◆ What you should do: Please give the entries again in full and exactly, without any picture.

◆ Material for the task:

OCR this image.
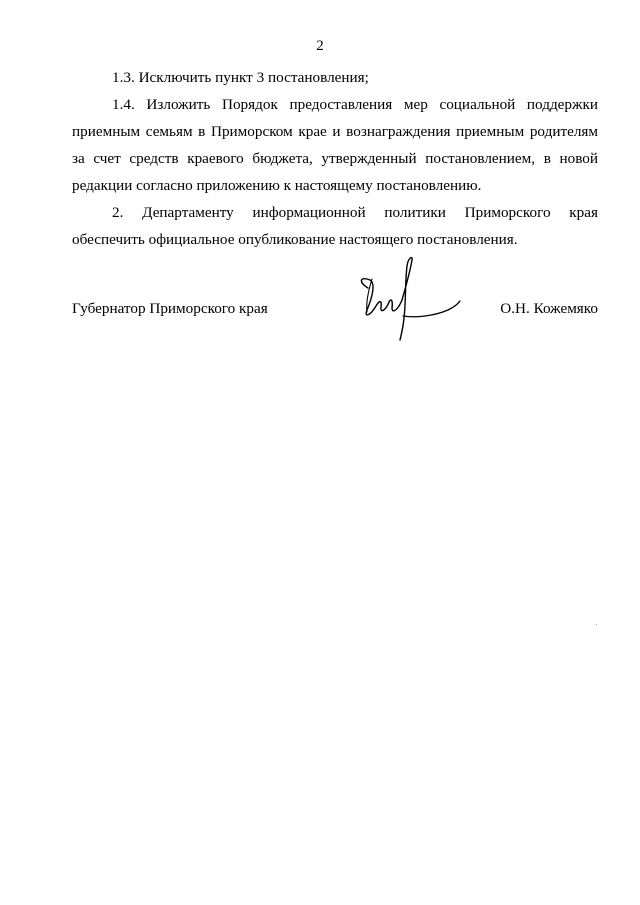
2

1.3. Исключить пункт 3 постановления;

1.4. Изложить Порядок предоставления мер социальной поддержки приемным семьям в Приморском крае и вознаграждения приемным родителям за счет средств краевого бюджета, утвержденный постановлением, в новой редакции согласно приложению к настоящему постановлению.

2. Департаменту информационной политики Приморского края обеспечить официальное опубликование настоящего постановления.

Губернатор Приморского края	О.Н. Кожемяко
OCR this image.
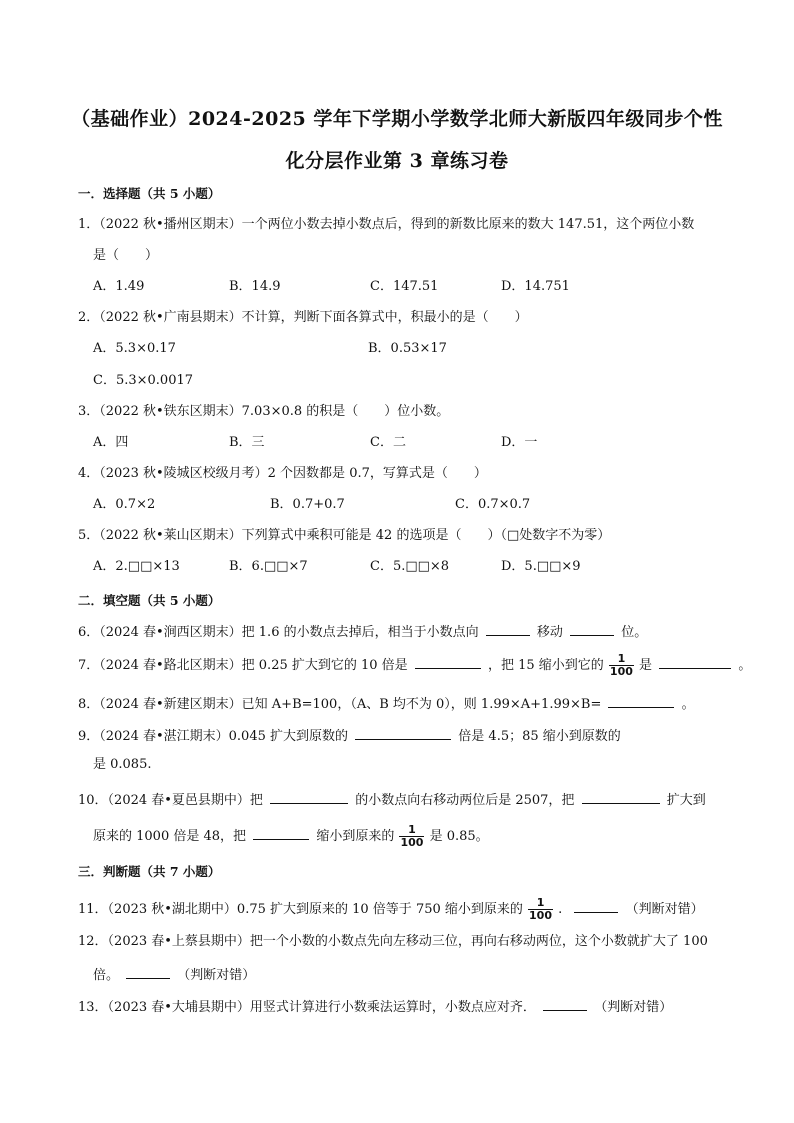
（基础作业）2024-2025 学年下学期小学数学北师大新版四年级同步个性
化分层作业第 3 章练习卷
一．选择题（共 5 小题）
1．（2022 秋•播州区期末）一个两位小数去掉小数点后，得到的新数比原来的数大 147.51，这个两位小数
是（　　）
A．1.49	B．14.9	C．147.51	D．14.751
2．（2022 秋•广南县期末）不计算，判断下面各算式中，积最小的是（　　）
A．5.3×0.17	B．0.53×17
C．5.3×0.0017
3．（2022 秋•铁东区期末）7.03×0.8 的积是（　　）位小数。
A．四	B．三	C．二	D．一
4．（2023 秋•陵城区校级月考）2 个因数都是 0.7，写算式是（　　）
A．0.7×2	B．0.7+0.7	C．0.7×0.7
5．（2022 秋•莱山区期末）下列算式中乘积可能是 42 的选项是（　　）（□处数字不为零）
A．2.□□×13	B．6.□□×7	C．5.□□×8	D．5.□□×9
二．填空题（共 5 小题）
6．（2024 春•涧西区期末）把 1.6 的小数点去掉后，相当于小数点向	移动	位。
7．（2024 春•路北区期末）把 0.25 扩大到它的 10 倍是	，把 15 缩小到它的 $\frac{1}{100}$ 是	。
8．（2024 春•新建区期末）已知 A+B=100，（A、B 均不为 0），则 1.99×A+1.99×B=	。
9．（2024 春•湛江期末）0.045 扩大到原数的	倍是 4.5；85 缩小到原数的
是 0.085.
10．（2024 春•夏邑县期中）把	的小数点向右移动两位后是 2507，把	扩大到
原来的 1000 倍是 48，把	缩小到原来的 $\frac{1}{100}$ 是 0.85。
三．判断题（共 7 小题）
11．（2023 秋•湖北期中）0.75 扩大到原来的 10 倍等于 750 缩小到原来的 $\frac{1}{100}$ .	（判断对错）
12．（2023 春•上蔡县期中）把一个小数的小数点先向左移动三位，再向右移动两位，这个小数就扩大了 100
倍。	（判断对错）
13．（2023 春•大埔县期中）用竖式计算进行小数乘法运算时，小数点应对齐．	（判断对错）
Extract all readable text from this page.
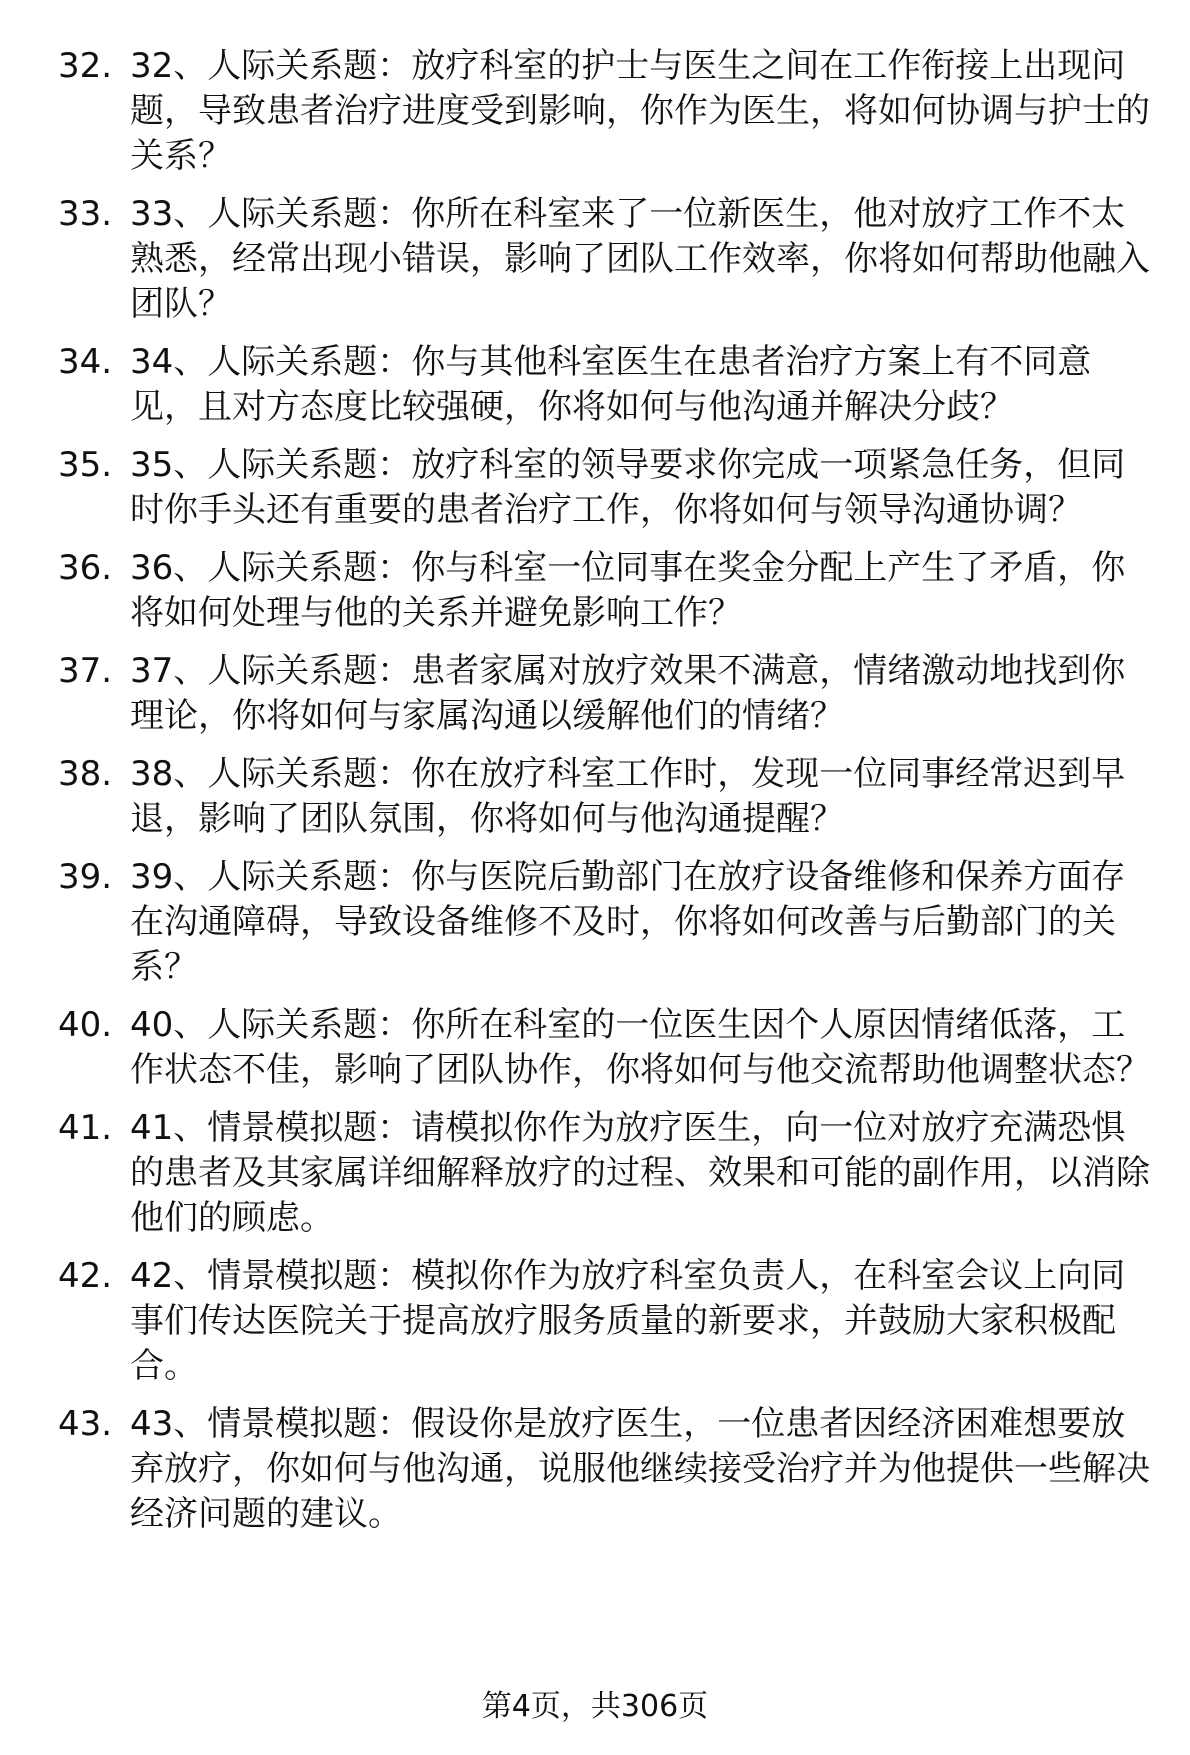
32. 32、人际关系题：放疗科室的护士与医生之间在工作衔接上出现问题，导致患者治疗进度受到影响，你作为医生，将如何协调与护士的关系？
33. 33、人际关系题：你所在科室来了一位新医生，他对放疗工作不太熟悉，经常出现小错误，影响了团队工作效率，你将如何帮助他融入团队？
34. 34、人际关系题：你与其他科室医生在患者治疗方案上有不同意见，且对方态度比较强硬，你将如何与他沟通并解决分歧？
35. 35、人际关系题：放疗科室的领导要求你完成一项紧急任务，但同时你手头还有重要的患者治疗工作，你将如何与领导沟通协调？
36. 36、人际关系题：你与科室一位同事在奖金分配上产生了矛盾，你将如何处理与他的关系并避免影响工作？
37. 37、人际关系题：患者家属对放疗效果不满意，情绪激动地找到你理论，你将如何与家属沟通以缓解他们的情绪？
38. 38、人际关系题：你在放疗科室工作时，发现一位同事经常迟到早退，影响了团队氛围，你将如何与他沟通提醒？
39. 39、人际关系题：你与医院后勤部门在放疗设备维修和保养方面存在沟通障碍，导致设备维修不及时，你将如何改善与后勤部门的关系？
40. 40、人际关系题：你所在科室的一位医生因个人原因情绪低落，工作状态不佳，影响了团队协作，你将如何与他交流帮助他调整状态？
41. 41、情景模拟题：请模拟你作为放疗医生，向一位对放疗充满恐惧的患者及其家属详细解释放疗的过程、效果和可能的副作用，以消除他们的顾虑。
42. 42、情景模拟题：模拟你作为放疗科室负责人，在科室会议上向同事们传达医院关于提高放疗服务质量的新要求，并鼓励大家积极配合。
43. 43、情景模拟题：假设你是放疗医生，一位患者因经济困难想要放弃放疗，你如何与他沟通，说服他继续接受治疗并为他提供一些解决经济问题的建议。
第4页，共306页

◆ Exercise solution:
OCR this image.
2

1.3. Исключить пункт 3 постановления;

1.4. Изложить Порядок предоставления мер социальной поддержки приемным семьям в Приморском крае и вознаграждения приемным родителям за счет средств краевого бюджета, утвержденный постановлением, в новой редакции согласно приложению к настоящему постановлению.

2. Департаменту информационной политики Приморского края обеспечить официальное опубликование настоящего постановления.

Губернатор Приморского края	О.Н. Кожемяко
OCR this image.
（基础作业）2024-2025 学年下学期小学数学北师大新版四年级同步个性
化分层作业第 3 章练习卷
一．选择题（共 5 小题）
1．（2022 秋•播州区期末）一个两位小数去掉小数点后，得到的新数比原来的数大 147.51，这个两位小数
是（　　）
A．1.49	B．14.9	C．147.51	D．14.751
2．（2022 秋•广南县期末）不计算，判断下面各算式中，积最小的是（　　）
A．5.3×0.17	B．0.53×17
C．5.3×0.0017
3．（2022 秋•铁东区期末）7.03×0.8 的积是（　　）位小数。
A．四	B．三	C．二	D．一
4．（2023 秋•陵城区校级月考）2 个因数都是 0.7，写算式是（　　）
A．0.7×2	B．0.7+0.7	C．0.7×0.7
5．（2022 秋•莱山区期末）下列算式中乘积可能是 42 的选项是（　　）（□处数字不为零）
A．2.□□×13	B．6.□□×7	C．5.□□×8	D．5.□□×9
二．填空题（共 5 小题）
6．（2024 春•涧西区期末）把 1.6 的小数点去掉后，相当于小数点向	移动	位。
7．（2024 春•路北区期末）把 0.25 扩大到它的 10 倍是	，把 15 缩小到它的 $\frac{1}{100}$ 是	。
8．（2024 春•新建区期末）已知 A+B=100，（A、B 均不为 0），则 1.99×A+1.99×B=	。
9．（2024 春•湛江期末）0.045 扩大到原数的	倍是 4.5；85 缩小到原数的
是 0.085.
10．（2024 春•夏邑县期中）把	的小数点向右移动两位后是 2507，把	扩大到
原来的 1000 倍是 48，把	缩小到原来的 $\frac{1}{100}$ 是 0.85。
三．判断题（共 7 小题）
11．（2023 秋•湖北期中）0.75 扩大到原来的 10 倍等于 750 缩小到原来的 $\frac{1}{100}$ .	（判断对错）
12．（2023 春•上蔡县期中）把一个小数的小数点先向左移动三位，再向右移动两位，这个小数就扩大了 100
倍。	（判断对错）
13．（2023 春•大埔县期中）用竖式计算进行小数乘法运算时，小数点应对齐．	（判断对错）
Extract all readable text from this page.
32. 32、人际关系题：放疗科室的护士与医生之间在工作衔接上出现问题，导致患者治疗进度受到影响，你作为医生，将如何协调与护士的关系？
33. 33、人际关系题：你所在科室来了一位新医生，他对放疗工作不太熟悉，经常出现小错误，影响了团队工作效率，你将如何帮助他融入团队？
34. 34、人际关系题：你与其他科室医生在患者治疗方案上有不同意见，且对方态度比较强硬，你将如何与他沟通并解决分歧？
35. 35、人际关系题：放疗科室的领导要求你完成一项紧急任务，但同时你手头还有重要的患者治疗工作，你将如何与领导沟通协调？
36. 36、人际关系题：你与科室一位同事在奖金分配上产生了矛盾，你将如何处理与他的关系并避免影响工作？
37. 37、人际关系题：患者家属对放疗效果不满意，情绪激动地找到你理论，你将如何与家属沟通以缓解他们的情绪？
38. 38、人际关系题：你在放疗科室工作时，发现一位同事经常迟到早退，影响了团队氛围，你将如何与他沟通提醒？
39. 39、人际关系题：你与医院后勤部门在放疗设备维修和保养方面存在沟通障碍，导致设备维修不及时，你将如何改善与后勤部门的关系？
40. 40、人际关系题：你所在科室的一位医生因个人原因情绪低落，工作状态不佳，影响了团队协作，你将如何与他交流帮助他调整状态？
41. 41、情景模拟题：请模拟你作为放疗医生，向一位对放疗充满恐惧的患者及其家属详细解释放疗的过程、效果和可能的副作用，以消除他们的顾虑。
42. 42、情景模拟题：模拟你作为放疗科室负责人，在科室会议上向同事们传达医院关于提高放疗服务质量的新要求，并鼓励大家积极配合。
43. 43、情景模拟题：假设你是放疗医生，一位患者因经济困难想要放弃放疗，你如何与他沟通，说服他继续接受治疗并为他提供一些解决经济问题的建议。
第4页，共306页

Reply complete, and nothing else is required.